# WORK INSTRUCTIONS
Copy out each line of the material below with no changes.
--- RECORDS TO PROCESS ---
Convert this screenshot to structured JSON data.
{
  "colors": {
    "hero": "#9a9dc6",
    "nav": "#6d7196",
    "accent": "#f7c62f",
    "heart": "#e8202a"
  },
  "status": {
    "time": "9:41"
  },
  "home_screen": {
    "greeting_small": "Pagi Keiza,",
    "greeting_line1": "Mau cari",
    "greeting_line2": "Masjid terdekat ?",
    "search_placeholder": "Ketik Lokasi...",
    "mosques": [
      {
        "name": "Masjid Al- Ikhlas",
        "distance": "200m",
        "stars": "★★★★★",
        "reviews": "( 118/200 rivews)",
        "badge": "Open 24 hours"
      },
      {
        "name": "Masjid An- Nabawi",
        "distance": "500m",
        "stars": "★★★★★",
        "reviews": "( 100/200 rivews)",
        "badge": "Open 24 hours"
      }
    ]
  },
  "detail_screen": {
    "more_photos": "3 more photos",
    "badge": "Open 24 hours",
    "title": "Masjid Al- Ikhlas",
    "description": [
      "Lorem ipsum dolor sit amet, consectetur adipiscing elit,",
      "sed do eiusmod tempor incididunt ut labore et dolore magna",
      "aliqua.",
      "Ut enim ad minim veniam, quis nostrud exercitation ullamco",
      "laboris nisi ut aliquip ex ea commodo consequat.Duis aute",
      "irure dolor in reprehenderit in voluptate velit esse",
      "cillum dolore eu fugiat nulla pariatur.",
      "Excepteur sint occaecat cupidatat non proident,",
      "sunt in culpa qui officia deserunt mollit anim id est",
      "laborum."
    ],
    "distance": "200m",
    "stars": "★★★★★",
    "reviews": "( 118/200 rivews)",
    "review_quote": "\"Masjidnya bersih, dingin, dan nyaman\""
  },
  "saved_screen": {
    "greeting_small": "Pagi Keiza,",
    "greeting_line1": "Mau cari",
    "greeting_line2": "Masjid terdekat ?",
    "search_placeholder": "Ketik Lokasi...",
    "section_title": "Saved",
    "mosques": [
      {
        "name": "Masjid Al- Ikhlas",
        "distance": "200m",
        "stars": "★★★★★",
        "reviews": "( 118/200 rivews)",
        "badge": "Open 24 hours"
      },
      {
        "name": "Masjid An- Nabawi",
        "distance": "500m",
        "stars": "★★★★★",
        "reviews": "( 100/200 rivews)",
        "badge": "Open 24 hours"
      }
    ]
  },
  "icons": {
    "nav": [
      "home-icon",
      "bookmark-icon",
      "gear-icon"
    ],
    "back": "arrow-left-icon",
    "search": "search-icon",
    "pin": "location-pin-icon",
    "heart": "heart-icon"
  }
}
---
# EXERCISE RESULT
Convert this screenshot to structured JSON data.
{
  "colors": {
    "hero": "#9a9dc6",
    "nav": "#6d7196",
    "accent": "#f7c62f",
    "heart": "#e8202a"
  },
  "status": {
    "time": "9:41"
  },
  "home_screen": {
    "greeting_small": "Pagi Keiza,",
    "greeting_line1": "Mau cari",
    "greeting_line2": "Masjid terdekat ?",
    "search_placeholder": "Ketik Lokasi...",
    "mosques": [
      {
        "name": "Masjid Al- Ikhlas",
        "distance": "200m",
        "stars": "★★★★★",
        "reviews": "( 118/200 rivews)",
        "badge": "Open 24 hours"
      },
      {
        "name": "Masjid An- Nabawi",
        "distance": "500m",
        "stars": "★★★★★",
        "reviews": "( 100/200 rivews)",
        "badge": "Open 24 hours"
      }
    ]
  },
  "detail_screen": {
    "more_photos": "3 more photos",
    "badge": "Open 24 hours",
    "title": "Masjid Al- Ikhlas",
    "description": [
      "Lorem ipsum dolor sit amet, consectetur adipiscing elit,",
      "sed do eiusmod tempor incididunt ut labore et dolore magna",
      "aliqua.",
      "Ut enim ad minim veniam, quis nostrud exercitation ullamco",
      "laboris nisi ut aliquip ex ea commodo consequat.Duis aute",
      "irure dolor in reprehenderit in voluptate velit esse",
      "cillum dolore eu fugiat nulla pariatur.",
      "Excepteur sint occaecat cupidatat non proident,",
      "sunt in culpa qui officia deserunt mollit anim id est",
      "laborum."
    ],
    "distance": "200m",
    "stars": "★★★★★",
    "reviews": "( 118/200 rivews)",
    "review_quote": "\"Masjidnya bersih, dingin, dan nyaman\""
  },
  "saved_screen": {
    "greeting_small": "Pagi Keiza,",
    "greeting_line1": "Mau cari",
    "greeting_line2": "Masjid terdekat ?",
    "search_placeholder": "Ketik Lokasi...",
    "section_title": "Saved",
    "mosques": [
      {
        "name": "Masjid Al- Ikhlas",
        "distance": "200m",
        "stars": "★★★★★",
        "reviews": "( 118/200 rivews)",
        "badge": "Open 24 hours"
      },
      {
        "name": "Masjid An- Nabawi",
        "distance": "500m",
        "stars": "★★★★★",
        "reviews": "( 100/200 rivews)",
        "badge": "Open 24 hours"
      }
    ]
  },
  "icons": {
    "nav": [
      "home-icon",
      "bookmark-icon",
      "gear-icon"
    ],
    "back": "arrow-left-icon",
    "search": "search-icon",
    "pin": "location-pin-icon",
    "heart": "heart-icon"
  }
}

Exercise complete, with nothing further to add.